Each entry below is to be written out exactly, and the pictures are to be left out.

▸ **Figure record extracts**:
-.-.-

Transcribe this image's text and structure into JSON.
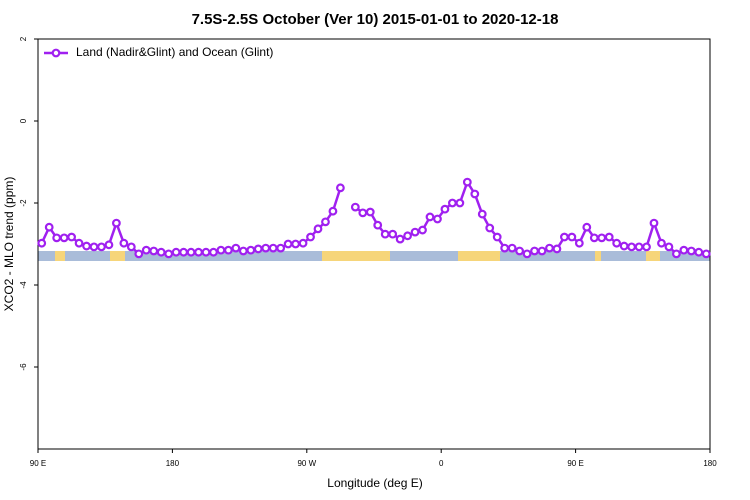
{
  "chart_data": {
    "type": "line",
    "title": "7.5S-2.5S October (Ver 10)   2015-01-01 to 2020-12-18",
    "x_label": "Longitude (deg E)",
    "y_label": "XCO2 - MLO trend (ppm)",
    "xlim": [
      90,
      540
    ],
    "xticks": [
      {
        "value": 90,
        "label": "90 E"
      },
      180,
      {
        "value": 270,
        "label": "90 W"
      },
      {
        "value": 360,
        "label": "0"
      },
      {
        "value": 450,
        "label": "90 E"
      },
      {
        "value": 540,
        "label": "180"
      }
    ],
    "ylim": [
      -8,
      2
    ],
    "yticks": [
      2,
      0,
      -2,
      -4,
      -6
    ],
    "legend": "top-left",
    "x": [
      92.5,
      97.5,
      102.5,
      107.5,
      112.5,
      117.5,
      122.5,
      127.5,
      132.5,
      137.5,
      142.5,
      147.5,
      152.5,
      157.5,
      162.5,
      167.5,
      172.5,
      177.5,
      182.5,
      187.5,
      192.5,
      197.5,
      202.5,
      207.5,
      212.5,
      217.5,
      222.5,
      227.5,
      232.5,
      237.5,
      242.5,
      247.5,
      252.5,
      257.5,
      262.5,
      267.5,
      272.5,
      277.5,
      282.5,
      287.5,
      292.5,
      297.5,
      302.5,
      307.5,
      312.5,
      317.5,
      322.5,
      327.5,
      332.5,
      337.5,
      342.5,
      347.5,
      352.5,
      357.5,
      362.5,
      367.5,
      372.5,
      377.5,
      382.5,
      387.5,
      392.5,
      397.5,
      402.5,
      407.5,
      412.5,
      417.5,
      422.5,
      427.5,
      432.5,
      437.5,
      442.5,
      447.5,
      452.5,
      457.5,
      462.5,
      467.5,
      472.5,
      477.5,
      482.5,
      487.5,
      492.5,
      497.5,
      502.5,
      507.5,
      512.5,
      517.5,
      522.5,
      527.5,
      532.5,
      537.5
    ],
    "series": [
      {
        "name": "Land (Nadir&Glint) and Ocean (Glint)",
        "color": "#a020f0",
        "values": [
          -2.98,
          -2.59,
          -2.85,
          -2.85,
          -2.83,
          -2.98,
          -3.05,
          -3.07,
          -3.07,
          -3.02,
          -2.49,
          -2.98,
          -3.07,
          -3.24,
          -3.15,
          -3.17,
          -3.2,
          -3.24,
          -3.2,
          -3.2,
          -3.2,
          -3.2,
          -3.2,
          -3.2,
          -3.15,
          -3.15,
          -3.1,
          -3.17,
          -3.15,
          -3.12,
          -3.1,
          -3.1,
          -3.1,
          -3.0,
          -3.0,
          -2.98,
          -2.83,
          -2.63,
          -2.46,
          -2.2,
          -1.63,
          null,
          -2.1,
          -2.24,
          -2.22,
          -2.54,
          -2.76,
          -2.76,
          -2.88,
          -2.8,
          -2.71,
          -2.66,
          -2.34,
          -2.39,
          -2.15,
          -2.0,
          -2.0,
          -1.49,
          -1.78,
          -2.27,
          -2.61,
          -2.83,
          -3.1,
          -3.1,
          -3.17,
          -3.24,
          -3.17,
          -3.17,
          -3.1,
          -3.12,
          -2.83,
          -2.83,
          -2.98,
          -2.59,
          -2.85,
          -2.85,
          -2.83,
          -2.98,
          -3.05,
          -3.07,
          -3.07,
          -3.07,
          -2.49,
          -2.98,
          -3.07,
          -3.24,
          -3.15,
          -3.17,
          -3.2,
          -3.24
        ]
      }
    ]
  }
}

-.-.-

▸ **RESPONSE TO THIS TASK**:
Transcribe this image's text and structure into JSON.
{
  "chart_data": {
    "type": "line",
    "title": "7.5S-2.5S October (Ver 10)   2015-01-01 to 2020-12-18",
    "x_label": "Longitude (deg E)",
    "y_label": "XCO2 - MLO trend (ppm)",
    "xlim": [
      90,
      540
    ],
    "xticks": [
      {
        "value": 90,
        "label": "90 E"
      },
      180,
      {
        "value": 270,
        "label": "90 W"
      },
      {
        "value": 360,
        "label": "0"
      },
      {
        "value": 450,
        "label": "90 E"
      },
      {
        "value": 540,
        "label": "180"
      }
    ],
    "ylim": [
      -8,
      2
    ],
    "yticks": [
      2,
      0,
      -2,
      -4,
      -6
    ],
    "legend": "top-left",
    "x": [
      92.5,
      97.5,
      102.5,
      107.5,
      112.5,
      117.5,
      122.5,
      127.5,
      132.5,
      137.5,
      142.5,
      147.5,
      152.5,
      157.5,
      162.5,
      167.5,
      172.5,
      177.5,
      182.5,
      187.5,
      192.5,
      197.5,
      202.5,
      207.5,
      212.5,
      217.5,
      222.5,
      227.5,
      232.5,
      237.5,
      242.5,
      247.5,
      252.5,
      257.5,
      262.5,
      267.5,
      272.5,
      277.5,
      282.5,
      287.5,
      292.5,
      297.5,
      302.5,
      307.5,
      312.5,
      317.5,
      322.5,
      327.5,
      332.5,
      337.5,
      342.5,
      347.5,
      352.5,
      357.5,
      362.5,
      367.5,
      372.5,
      377.5,
      382.5,
      387.5,
      392.5,
      397.5,
      402.5,
      407.5,
      412.5,
      417.5,
      422.5,
      427.5,
      432.5,
      437.5,
      442.5,
      447.5,
      452.5,
      457.5,
      462.5,
      467.5,
      472.5,
      477.5,
      482.5,
      487.5,
      492.5,
      497.5,
      502.5,
      507.5,
      512.5,
      517.5,
      522.5,
      527.5,
      532.5,
      537.5
    ],
    "series": [
      {
        "name": "Land (Nadir&Glint) and Ocean (Glint)",
        "color": "#a020f0",
        "values": [
          -2.98,
          -2.59,
          -2.85,
          -2.85,
          -2.83,
          -2.98,
          -3.05,
          -3.07,
          -3.07,
          -3.02,
          -2.49,
          -2.98,
          -3.07,
          -3.24,
          -3.15,
          -3.17,
          -3.2,
          -3.24,
          -3.2,
          -3.2,
          -3.2,
          -3.2,
          -3.2,
          -3.2,
          -3.15,
          -3.15,
          -3.1,
          -3.17,
          -3.15,
          -3.12,
          -3.1,
          -3.1,
          -3.1,
          -3.0,
          -3.0,
          -2.98,
          -2.83,
          -2.63,
          -2.46,
          -2.2,
          -1.63,
          null,
          -2.1,
          -2.24,
          -2.22,
          -2.54,
          -2.76,
          -2.76,
          -2.88,
          -2.8,
          -2.71,
          -2.66,
          -2.34,
          -2.39,
          -2.15,
          -2.0,
          -2.0,
          -1.49,
          -1.78,
          -2.27,
          -2.61,
          -2.83,
          -3.1,
          -3.1,
          -3.17,
          -3.24,
          -3.17,
          -3.17,
          -3.1,
          -3.12,
          -2.83,
          -2.83,
          -2.98,
          -2.59,
          -2.85,
          -2.85,
          -2.83,
          -2.98,
          -3.05,
          -3.07,
          -3.07,
          -3.07,
          -2.49,
          -2.98,
          -3.07,
          -3.24,
          -3.15,
          -3.17,
          -3.2,
          -3.24
        ]
      }
    ]
  }
}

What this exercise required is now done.